> [Given exercise]:
All records below must be retyped exactly.
-------- Material shown
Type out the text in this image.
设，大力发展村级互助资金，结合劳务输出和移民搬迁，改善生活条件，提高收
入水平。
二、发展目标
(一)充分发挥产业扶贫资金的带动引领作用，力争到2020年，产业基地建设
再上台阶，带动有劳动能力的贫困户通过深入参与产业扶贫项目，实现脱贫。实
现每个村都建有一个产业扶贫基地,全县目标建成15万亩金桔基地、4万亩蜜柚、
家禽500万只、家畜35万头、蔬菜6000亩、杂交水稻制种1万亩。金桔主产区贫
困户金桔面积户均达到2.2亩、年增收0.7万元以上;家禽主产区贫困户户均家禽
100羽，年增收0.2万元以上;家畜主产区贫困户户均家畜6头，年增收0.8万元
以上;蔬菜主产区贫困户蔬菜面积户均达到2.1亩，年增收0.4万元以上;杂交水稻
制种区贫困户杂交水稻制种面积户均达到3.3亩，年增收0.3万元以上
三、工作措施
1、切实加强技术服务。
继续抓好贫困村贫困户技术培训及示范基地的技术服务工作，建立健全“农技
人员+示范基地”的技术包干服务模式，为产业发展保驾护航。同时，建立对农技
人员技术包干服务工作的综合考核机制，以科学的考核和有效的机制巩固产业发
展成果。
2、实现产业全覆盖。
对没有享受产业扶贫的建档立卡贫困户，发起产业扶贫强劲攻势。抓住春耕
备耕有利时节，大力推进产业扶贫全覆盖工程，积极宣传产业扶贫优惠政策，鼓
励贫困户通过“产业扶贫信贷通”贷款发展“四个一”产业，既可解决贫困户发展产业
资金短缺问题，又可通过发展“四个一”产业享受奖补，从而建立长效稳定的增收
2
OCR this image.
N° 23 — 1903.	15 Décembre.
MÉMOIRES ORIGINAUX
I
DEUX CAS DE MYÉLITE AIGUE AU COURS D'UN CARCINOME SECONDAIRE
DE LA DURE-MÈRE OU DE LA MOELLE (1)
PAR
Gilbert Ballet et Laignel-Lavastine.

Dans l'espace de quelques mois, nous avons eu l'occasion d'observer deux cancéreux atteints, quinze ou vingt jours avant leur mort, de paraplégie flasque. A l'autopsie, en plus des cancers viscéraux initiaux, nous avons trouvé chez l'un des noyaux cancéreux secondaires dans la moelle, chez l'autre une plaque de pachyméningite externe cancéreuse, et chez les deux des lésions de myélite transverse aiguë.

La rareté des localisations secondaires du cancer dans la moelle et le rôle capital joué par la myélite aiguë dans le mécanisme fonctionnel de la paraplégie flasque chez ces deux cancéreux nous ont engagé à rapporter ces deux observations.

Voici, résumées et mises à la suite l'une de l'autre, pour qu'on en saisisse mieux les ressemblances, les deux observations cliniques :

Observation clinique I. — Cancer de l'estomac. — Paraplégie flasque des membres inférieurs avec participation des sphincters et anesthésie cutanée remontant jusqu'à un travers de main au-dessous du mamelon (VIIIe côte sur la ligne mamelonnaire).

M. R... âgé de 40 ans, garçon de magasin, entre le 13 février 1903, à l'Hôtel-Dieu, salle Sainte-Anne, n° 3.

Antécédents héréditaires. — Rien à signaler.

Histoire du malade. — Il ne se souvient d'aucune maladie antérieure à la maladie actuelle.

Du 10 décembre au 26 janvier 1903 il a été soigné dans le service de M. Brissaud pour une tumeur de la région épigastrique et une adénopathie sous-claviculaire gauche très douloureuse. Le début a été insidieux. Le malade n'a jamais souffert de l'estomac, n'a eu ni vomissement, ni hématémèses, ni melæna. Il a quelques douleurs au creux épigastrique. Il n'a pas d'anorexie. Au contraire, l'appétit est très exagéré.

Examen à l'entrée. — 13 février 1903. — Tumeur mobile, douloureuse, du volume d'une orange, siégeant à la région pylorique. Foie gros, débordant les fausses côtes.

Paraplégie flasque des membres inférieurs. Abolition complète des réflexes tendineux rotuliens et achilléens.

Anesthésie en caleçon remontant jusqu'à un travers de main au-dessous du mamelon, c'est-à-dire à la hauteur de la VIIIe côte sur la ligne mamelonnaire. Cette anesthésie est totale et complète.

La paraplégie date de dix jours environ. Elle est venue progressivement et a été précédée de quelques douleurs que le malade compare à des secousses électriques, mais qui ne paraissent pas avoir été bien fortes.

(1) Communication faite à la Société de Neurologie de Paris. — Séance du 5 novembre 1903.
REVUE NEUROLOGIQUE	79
----------------
> [Right answer]:
Type out the text in this image.
设，大力发展村级互助资金，结合劳务输出和移民搬迁，改善生活条件，提高收
入水平。
二、发展目标
(一)充分发挥产业扶贫资金的带动引领作用，力争到2020年，产业基地建设
再上台阶，带动有劳动能力的贫困户通过深入参与产业扶贫项目，实现脱贫。实
现每个村都建有一个产业扶贫基地,全县目标建成15万亩金桔基地、4万亩蜜柚、
家禽500万只、家畜35万头、蔬菜6000亩、杂交水稻制种1万亩。金桔主产区贫
困户金桔面积户均达到2.2亩、年增收0.7万元以上;家禽主产区贫困户户均家禽
100羽，年增收0.2万元以上;家畜主产区贫困户户均家畜6头，年增收0.8万元
以上;蔬菜主产区贫困户蔬菜面积户均达到2.1亩，年增收0.4万元以上;杂交水稻
制种区贫困户杂交水稻制种面积户均达到3.3亩，年增收0.3万元以上
三、工作措施
1、切实加强技术服务。
继续抓好贫困村贫困户技术培训及示范基地的技术服务工作，建立健全“农技
人员+示范基地”的技术包干服务模式，为产业发展保驾护航。同时，建立对农技
人员技术包干服务工作的综合考核机制，以科学的考核和有效的机制巩固产业发
展成果。
2、实现产业全覆盖。
对没有享受产业扶贫的建档立卡贫困户，发起产业扶贫强劲攻势。抓住春耕
备耕有利时节，大力推进产业扶贫全覆盖工程，积极宣传产业扶贫优惠政策，鼓
励贫困户通过“产业扶贫信贷通”贷款发展“四个一”产业，既可解决贫困户发展产业
资金短缺问题，又可通过发展“四个一”产业享受奖补，从而建立长效稳定的增收
2
OCR this image.
N° 23 — 1903.	15 Décembre.
MÉMOIRES ORIGINAUX
I
DEUX CAS DE MYÉLITE AIGUE AU COURS D'UN CARCINOME SECONDAIRE
DE LA DURE-MÈRE OU DE LA MOELLE (1)
PAR
Gilbert Ballet et Laignel-Lavastine.

Dans l'espace de quelques mois, nous avons eu l'occasion d'observer deux cancéreux atteints, quinze ou vingt jours avant leur mort, de paraplégie flasque. A l'autopsie, en plus des cancers viscéraux initiaux, nous avons trouvé chez l'un des noyaux cancéreux secondaires dans la moelle, chez l'autre une plaque de pachyméningite externe cancéreuse, et chez les deux des lésions de myélite transverse aiguë.

La rareté des localisations secondaires du cancer dans la moelle et le rôle capital joué par la myélite aiguë dans le mécanisme fonctionnel de la paraplégie flasque chez ces deux cancéreux nous ont engagé à rapporter ces deux observations.

Voici, résumées et mises à la suite l'une de l'autre, pour qu'on en saisisse mieux les ressemblances, les deux observations cliniques :

Observation clinique I. — Cancer de l'estomac. — Paraplégie flasque des membres inférieurs avec participation des sphincters et anesthésie cutanée remontant jusqu'à un travers de main au-dessous du mamelon (VIIIe côte sur la ligne mamelonnaire).

M. R... âgé de 40 ans, garçon de magasin, entre le 13 février 1903, à l'Hôtel-Dieu, salle Sainte-Anne, n° 3.

Antécédents héréditaires. — Rien à signaler.

Histoire du malade. — Il ne se souvient d'aucune maladie antérieure à la maladie actuelle.

Du 10 décembre au 26 janvier 1903 il a été soigné dans le service de M. Brissaud pour une tumeur de la région épigastrique et une adénopathie sous-claviculaire gauche très douloureuse. Le début a été insidieux. Le malade n'a jamais souffert de l'estomac, n'a eu ni vomissement, ni hématémèses, ni melæna. Il a quelques douleurs au creux épigastrique. Il n'a pas d'anorexie. Au contraire, l'appétit est très exagéré.

Examen à l'entrée. — 13 février 1903. — Tumeur mobile, douloureuse, du volume d'une orange, siégeant à la région pylorique. Foie gros, débordant les fausses côtes.

Paraplégie flasque des membres inférieurs. Abolition complète des réflexes tendineux rotuliens et achilléens.

Anesthésie en caleçon remontant jusqu'à un travers de main au-dessous du mamelon, c'est-à-dire à la hauteur de la VIIIe côte sur la ligne mamelonnaire. Cette anesthésie est totale et complète.

La paraplégie date de dix jours environ. Elle est venue progressivement et a été précédée de quelques douleurs que le malade compare à des secousses électriques, mais qui ne paraissent pas avoir été bien fortes.

(1) Communication faite à la Société de Neurologie de Paris. — Séance du 5 novembre 1903.
REVUE NEUROLOGIQUE	79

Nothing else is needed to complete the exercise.